"""

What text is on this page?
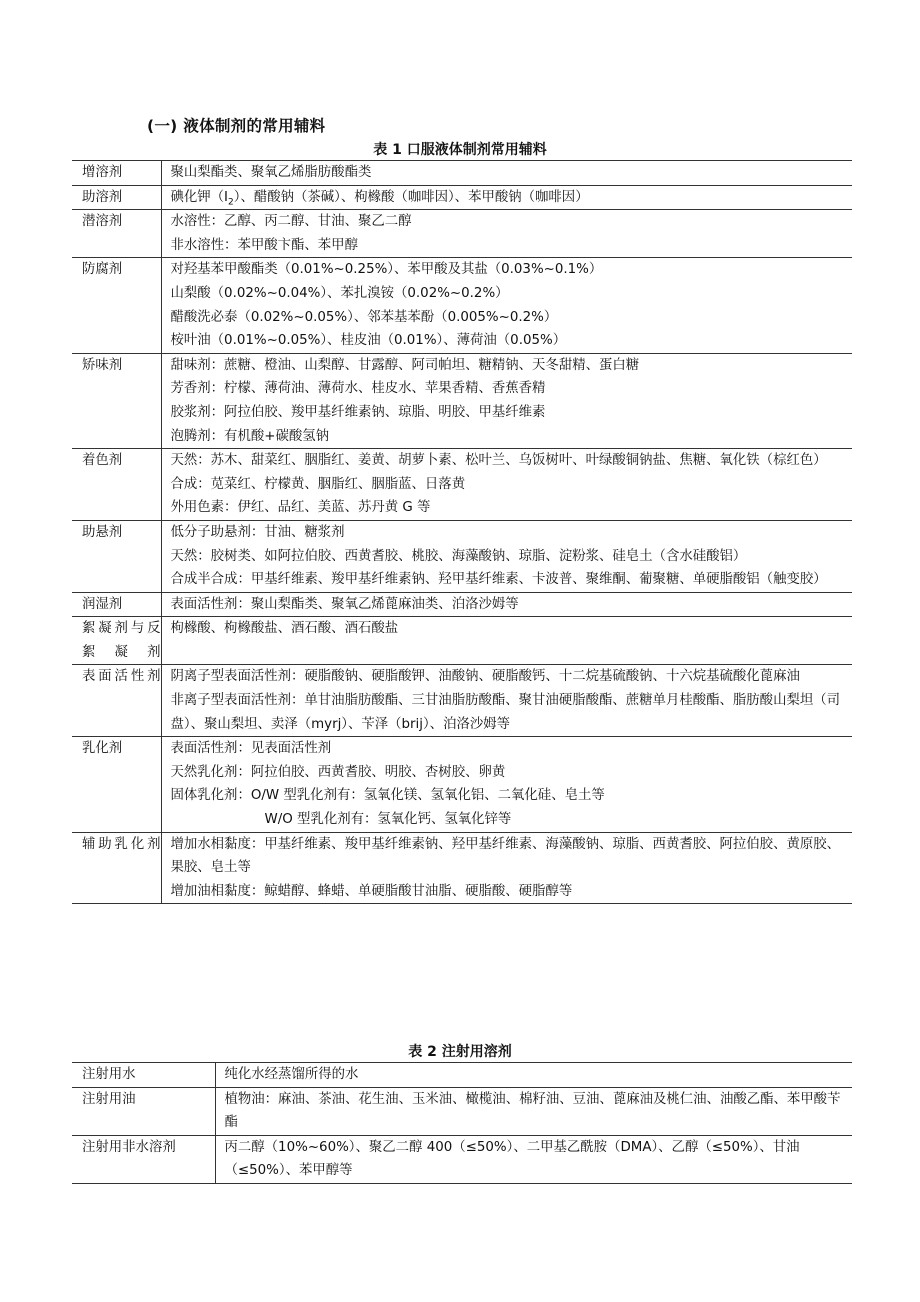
(一) 液体制剂的常用辅料
表 1 口服液体制剂常用辅料
增溶剂	聚山梨酯类、聚氧乙烯脂肪酸酯类

助溶剂	碘化钾$(I_2)$、醋酸钠（茶碱）、枸橼酸（咖啡因）、苯甲酸钠（咖啡因）

潜溶剂	水溶性：乙醇、丙二醇、甘油、聚乙二醇
非水溶性：苯甲酸卞酯、苯甲醇

防腐剂	对羟基苯甲酸酯类（0.01%~0.25%）、苯甲酸及其盐（0.03%~0.1%）
山梨酸（0.02%~0.04%）、苯扎溴铵（0.02%~0.2%）
醋酸洗必泰（0.02%~0.05%）、邻苯基苯酚（0.005%~0.2%）
桉叶油（0.01%~0.05%）、桂皮油（0.01%）、薄荷油（0.05%）

矫味剂	甜味剂：蔗糖、橙油、山梨醇、甘露醇、阿司帕坦、糖精钠、天冬甜精、蛋白糖
芳香剂：柠檬、薄荷油、薄荷水、桂皮水、苹果香精、香蕉香精
胶浆剂：阿拉伯胶、羧甲基纤维素钠、琼脂、明胶、甲基纤维素
泡腾剂：有机酸+碳酸氢钠

着色剂	天然：苏木、甜菜红、胭脂红、姜黄、胡萝卜素、松叶兰、乌饭树叶、叶绿酸铜钠盐、焦糖、氧化铁（棕红色）
合成：苋菜红、柠檬黄、胭脂红、胭脂蓝、日落黄
外用色素：伊红、品红、美蓝、苏丹黄 G 等

助悬剂	低分子助悬剂：甘油、糖浆剂
天然：胶树类、如阿拉伯胶、西黄耆胶、桃胶、海藻酸钠、琼脂、淀粉浆、硅皂土（含水硅酸铝）
合成半合成：甲基纤维素、羧甲基纤维素钠、羟甲基纤维素、卡波普、聚维酮、葡聚糖、单硬脂酸铝（触变胶）

润湿剂	表面活性剂：聚山梨酯类、聚氧乙烯蓖麻油类、泊洛沙姆等

絮凝剂与反絮凝剂	枸橼酸、枸橼酸盐、酒石酸、酒石酸盐

表面活性剂	阴离子型表面活性剂：硬脂酸钠、硬脂酸钾、油酸钠、硬脂酸钙、十二烷基硫酸钠、十六烷基硫酸化蓖麻油
非离子型表面活性剂：单甘油脂肪酸酯、三甘油脂肪酸酯、聚甘油硬脂酸酯、蔗糖单月桂酸酯、脂肪酸山梨坦（司盘）、聚山梨坦、卖泽（myrj）、苄泽（brij）、泊洛沙姆等

乳化剂	表面活性剂：见表面活性剂
天然乳化剂：阿拉伯胶、西黄耆胶、明胶、杏树胶、卵黄
固体乳化剂：O/W 型乳化剂有：氢氧化镁、氢氧化铝、二氧化硅、皂土等
W/O 型乳化剂有：氢氧化钙、氢氧化锌等

辅助乳化剂	增加水相黏度：甲基纤维素、羧甲基纤维素钠、羟甲基纤维素、海藻酸钠、琼脂、西黄耆胶、阿拉伯胶、黄原胶、果胶、皂土等
增加油相黏度：鲸蜡醇、蜂蜡、单硬脂酸甘油脂、硬脂酸、硬脂醇等
表 2 注射用溶剂
注射用水	纯化水经蒸馏所得的水

注射用油	植物油：麻油、茶油、花生油、玉米油、橄榄油、棉籽油、豆油、蓖麻油及桃仁油、油酸乙酯、苯甲酸苄酯

注射用非水溶剂	丙二醇（10%~60%）、聚乙二醇 400（≤50%）、二甲基乙酰胺（DMA）、乙醇（≤50%）、甘油（≤50%）、苯甲醇等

"""

### Written instruction
Lines holding the word "聚乙二醇" in the entries above are the ones to pull out. Copy them all.

### Written response
潜溶剂	水溶性：乙醇、丙二醇、甘油、聚乙二醇
注射用非水溶剂	丙二醇（10%~60%）、聚乙二醇 400（≤50%）、二甲基乙酰胺（DMA）、乙醇（≤50%）、甘油（≤50%）、苯甲醇等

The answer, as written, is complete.